TO BE DONE: Copy every line that contains the string "Chair" from the entries below.

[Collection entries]
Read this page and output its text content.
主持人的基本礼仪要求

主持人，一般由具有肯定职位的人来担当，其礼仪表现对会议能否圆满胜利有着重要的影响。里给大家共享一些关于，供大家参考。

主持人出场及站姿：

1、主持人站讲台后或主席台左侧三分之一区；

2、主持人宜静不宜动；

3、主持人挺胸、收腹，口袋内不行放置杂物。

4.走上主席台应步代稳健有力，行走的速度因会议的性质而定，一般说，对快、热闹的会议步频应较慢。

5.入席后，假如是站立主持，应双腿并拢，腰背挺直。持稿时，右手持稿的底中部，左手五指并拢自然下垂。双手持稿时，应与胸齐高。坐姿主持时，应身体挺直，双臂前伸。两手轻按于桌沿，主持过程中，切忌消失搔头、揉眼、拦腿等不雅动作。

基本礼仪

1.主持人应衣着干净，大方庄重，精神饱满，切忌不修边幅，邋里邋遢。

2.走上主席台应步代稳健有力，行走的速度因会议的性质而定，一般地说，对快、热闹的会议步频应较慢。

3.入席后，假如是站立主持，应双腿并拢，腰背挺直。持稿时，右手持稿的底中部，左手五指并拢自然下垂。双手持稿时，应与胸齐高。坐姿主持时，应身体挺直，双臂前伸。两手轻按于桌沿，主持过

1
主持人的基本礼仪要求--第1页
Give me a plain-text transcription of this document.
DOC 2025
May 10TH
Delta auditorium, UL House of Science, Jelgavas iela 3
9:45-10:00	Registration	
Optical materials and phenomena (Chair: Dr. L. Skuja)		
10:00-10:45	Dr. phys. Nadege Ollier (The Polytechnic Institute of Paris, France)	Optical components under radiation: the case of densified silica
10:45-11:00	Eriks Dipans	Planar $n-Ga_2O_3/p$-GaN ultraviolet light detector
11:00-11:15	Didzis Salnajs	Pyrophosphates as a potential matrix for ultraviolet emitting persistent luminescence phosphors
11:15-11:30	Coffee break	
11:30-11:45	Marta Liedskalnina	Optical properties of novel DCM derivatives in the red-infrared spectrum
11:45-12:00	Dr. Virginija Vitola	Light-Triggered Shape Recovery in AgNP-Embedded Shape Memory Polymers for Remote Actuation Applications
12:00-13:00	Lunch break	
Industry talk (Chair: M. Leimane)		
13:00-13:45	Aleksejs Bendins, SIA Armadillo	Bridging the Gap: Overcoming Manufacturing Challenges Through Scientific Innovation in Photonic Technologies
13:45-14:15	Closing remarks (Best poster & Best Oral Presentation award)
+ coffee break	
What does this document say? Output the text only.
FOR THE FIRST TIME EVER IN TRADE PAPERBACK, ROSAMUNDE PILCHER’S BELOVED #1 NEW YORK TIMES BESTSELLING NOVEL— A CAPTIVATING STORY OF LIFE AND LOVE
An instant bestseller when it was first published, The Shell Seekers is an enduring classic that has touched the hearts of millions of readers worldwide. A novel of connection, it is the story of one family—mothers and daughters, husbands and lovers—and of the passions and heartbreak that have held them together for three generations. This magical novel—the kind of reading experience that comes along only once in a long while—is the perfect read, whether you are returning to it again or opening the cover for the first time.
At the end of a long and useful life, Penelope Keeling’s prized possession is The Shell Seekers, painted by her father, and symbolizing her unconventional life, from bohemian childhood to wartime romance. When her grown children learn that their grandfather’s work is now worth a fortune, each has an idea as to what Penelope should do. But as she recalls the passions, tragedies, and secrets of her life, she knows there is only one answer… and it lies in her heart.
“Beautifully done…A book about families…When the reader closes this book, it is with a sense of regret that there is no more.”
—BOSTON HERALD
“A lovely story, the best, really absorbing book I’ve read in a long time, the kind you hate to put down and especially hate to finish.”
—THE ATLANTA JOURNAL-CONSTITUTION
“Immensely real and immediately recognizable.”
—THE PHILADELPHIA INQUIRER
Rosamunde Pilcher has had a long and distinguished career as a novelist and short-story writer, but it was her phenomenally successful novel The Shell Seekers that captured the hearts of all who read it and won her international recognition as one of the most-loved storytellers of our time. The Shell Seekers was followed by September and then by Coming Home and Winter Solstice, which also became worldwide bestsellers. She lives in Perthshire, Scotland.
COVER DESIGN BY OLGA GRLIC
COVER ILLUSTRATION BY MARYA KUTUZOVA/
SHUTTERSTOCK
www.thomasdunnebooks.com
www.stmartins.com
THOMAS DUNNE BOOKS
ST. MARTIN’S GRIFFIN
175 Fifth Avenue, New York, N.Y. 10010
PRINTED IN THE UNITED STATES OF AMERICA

EXERCISE OUTPUT:
Optical materials and phenomena (Chair: Dr. L. Skuja)		
Industry talk (Chair: M. Leimane)		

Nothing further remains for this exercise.